╭──

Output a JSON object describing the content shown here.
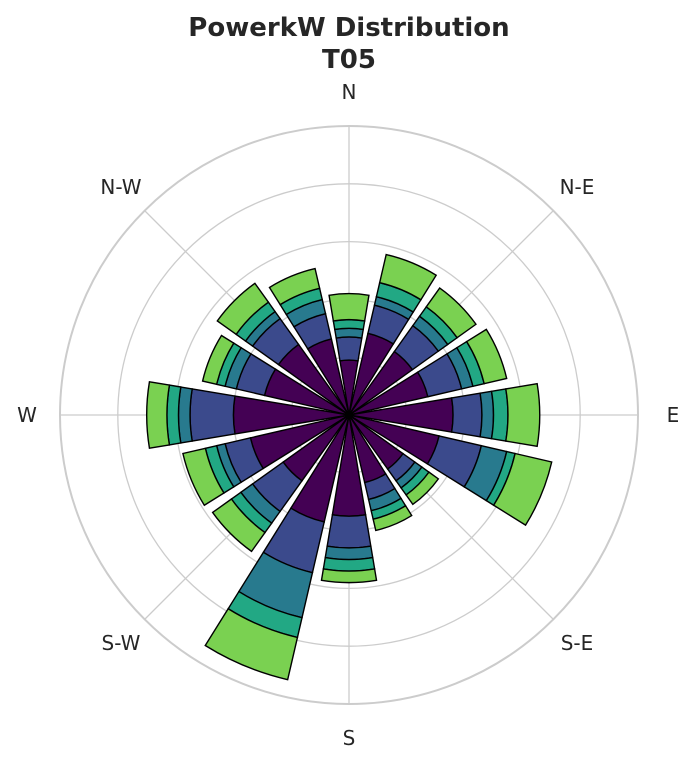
{
  "chart_data": {
    "type": "windrose",
    "title_lines": [
      "PowerkW Distribution",
      "T05"
    ],
    "direction_labels": [
      "N",
      "N-E",
      "E",
      "S-E",
      "S",
      "S-W",
      "W",
      "N-W"
    ],
    "sector_count": 16,
    "rmax": 5,
    "grid_rings": [
      1,
      2,
      3,
      4,
      5
    ],
    "grid": true,
    "legend": "none",
    "bin_colors": [
      "#440154",
      "#3b4a8c",
      "#287a8e",
      "#22a884",
      "#7ad151"
    ],
    "sectors": [
      {
        "direction_deg": 0.0,
        "edges": [
          0.95,
          1.35,
          1.5,
          1.65,
          2.1
        ]
      },
      {
        "direction_deg": 22.5,
        "edges": [
          1.45,
          1.95,
          2.1,
          2.35,
          2.85
        ]
      },
      {
        "direction_deg": 45.0,
        "edges": [
          1.35,
          1.9,
          2.1,
          2.3,
          2.7
        ]
      },
      {
        "direction_deg": 67.5,
        "edges": [
          1.4,
          2.0,
          2.2,
          2.4,
          2.8
        ]
      },
      {
        "direction_deg": 90.0,
        "edges": [
          1.8,
          2.3,
          2.5,
          2.75,
          3.3
        ]
      },
      {
        "direction_deg": 112.5,
        "edges": [
          1.6,
          2.35,
          2.8,
          2.95,
          3.6
        ]
      },
      {
        "direction_deg": 135.0,
        "edges": [
          1.15,
          1.4,
          1.55,
          1.7,
          1.9
        ]
      },
      {
        "direction_deg": 157.5,
        "edges": [
          1.2,
          1.5,
          1.7,
          1.85,
          2.05
        ]
      },
      {
        "direction_deg": 180.0,
        "edges": [
          1.75,
          2.3,
          2.5,
          2.7,
          2.9
        ]
      },
      {
        "direction_deg": 202.5,
        "edges": [
          1.9,
          2.8,
          3.6,
          3.95,
          4.7
        ]
      },
      {
        "direction_deg": 225.0,
        "edges": [
          1.4,
          2.05,
          2.3,
          2.5,
          2.9
        ]
      },
      {
        "direction_deg": 247.5,
        "edges": [
          1.75,
          2.2,
          2.35,
          2.55,
          2.95
        ]
      },
      {
        "direction_deg": 270.0,
        "edges": [
          2.0,
          2.75,
          2.95,
          3.15,
          3.5
        ]
      },
      {
        "direction_deg": 292.5,
        "edges": [
          1.5,
          2.0,
          2.2,
          2.35,
          2.6
        ]
      },
      {
        "direction_deg": 315.0,
        "edges": [
          1.5,
          2.05,
          2.2,
          2.4,
          2.8
        ]
      },
      {
        "direction_deg": 337.5,
        "edges": [
          1.35,
          1.8,
          2.05,
          2.25,
          2.6
        ]
      }
    ]
  }
}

╰──

WHAT YOU HAVE TO DO: Every entry must be written out exactly, with all pictures left out.

RESULT OF THIS TASK:
Output a JSON object describing the content shown here.
{
  "chart_data": {
    "type": "windrose",
    "title_lines": [
      "PowerkW Distribution",
      "T05"
    ],
    "direction_labels": [
      "N",
      "N-E",
      "E",
      "S-E",
      "S",
      "S-W",
      "W",
      "N-W"
    ],
    "sector_count": 16,
    "rmax": 5,
    "grid_rings": [
      1,
      2,
      3,
      4,
      5
    ],
    "grid": true,
    "legend": "none",
    "bin_colors": [
      "#440154",
      "#3b4a8c",
      "#287a8e",
      "#22a884",
      "#7ad151"
    ],
    "sectors": [
      {
        "direction_deg": 0.0,
        "edges": [
          0.95,
          1.35,
          1.5,
          1.65,
          2.1
        ]
      },
      {
        "direction_deg": 22.5,
        "edges": [
          1.45,
          1.95,
          2.1,
          2.35,
          2.85
        ]
      },
      {
        "direction_deg": 45.0,
        "edges": [
          1.35,
          1.9,
          2.1,
          2.3,
          2.7
        ]
      },
      {
        "direction_deg": 67.5,
        "edges": [
          1.4,
          2.0,
          2.2,
          2.4,
          2.8
        ]
      },
      {
        "direction_deg": 90.0,
        "edges": [
          1.8,
          2.3,
          2.5,
          2.75,
          3.3
        ]
      },
      {
        "direction_deg": 112.5,
        "edges": [
          1.6,
          2.35,
          2.8,
          2.95,
          3.6
        ]
      },
      {
        "direction_deg": 135.0,
        "edges": [
          1.15,
          1.4,
          1.55,
          1.7,
          1.9
        ]
      },
      {
        "direction_deg": 157.5,
        "edges": [
          1.2,
          1.5,
          1.7,
          1.85,
          2.05
        ]
      },
      {
        "direction_deg": 180.0,
        "edges": [
          1.75,
          2.3,
          2.5,
          2.7,
          2.9
        ]
      },
      {
        "direction_deg": 202.5,
        "edges": [
          1.9,
          2.8,
          3.6,
          3.95,
          4.7
        ]
      },
      {
        "direction_deg": 225.0,
        "edges": [
          1.4,
          2.05,
          2.3,
          2.5,
          2.9
        ]
      },
      {
        "direction_deg": 247.5,
        "edges": [
          1.75,
          2.2,
          2.35,
          2.55,
          2.95
        ]
      },
      {
        "direction_deg": 270.0,
        "edges": [
          2.0,
          2.75,
          2.95,
          3.15,
          3.5
        ]
      },
      {
        "direction_deg": 292.5,
        "edges": [
          1.5,
          2.0,
          2.2,
          2.35,
          2.6
        ]
      },
      {
        "direction_deg": 315.0,
        "edges": [
          1.5,
          2.05,
          2.2,
          2.4,
          2.8
        ]
      },
      {
        "direction_deg": 337.5,
        "edges": [
          1.35,
          1.8,
          2.05,
          2.25,
          2.6
        ]
      }
    ]
  }
}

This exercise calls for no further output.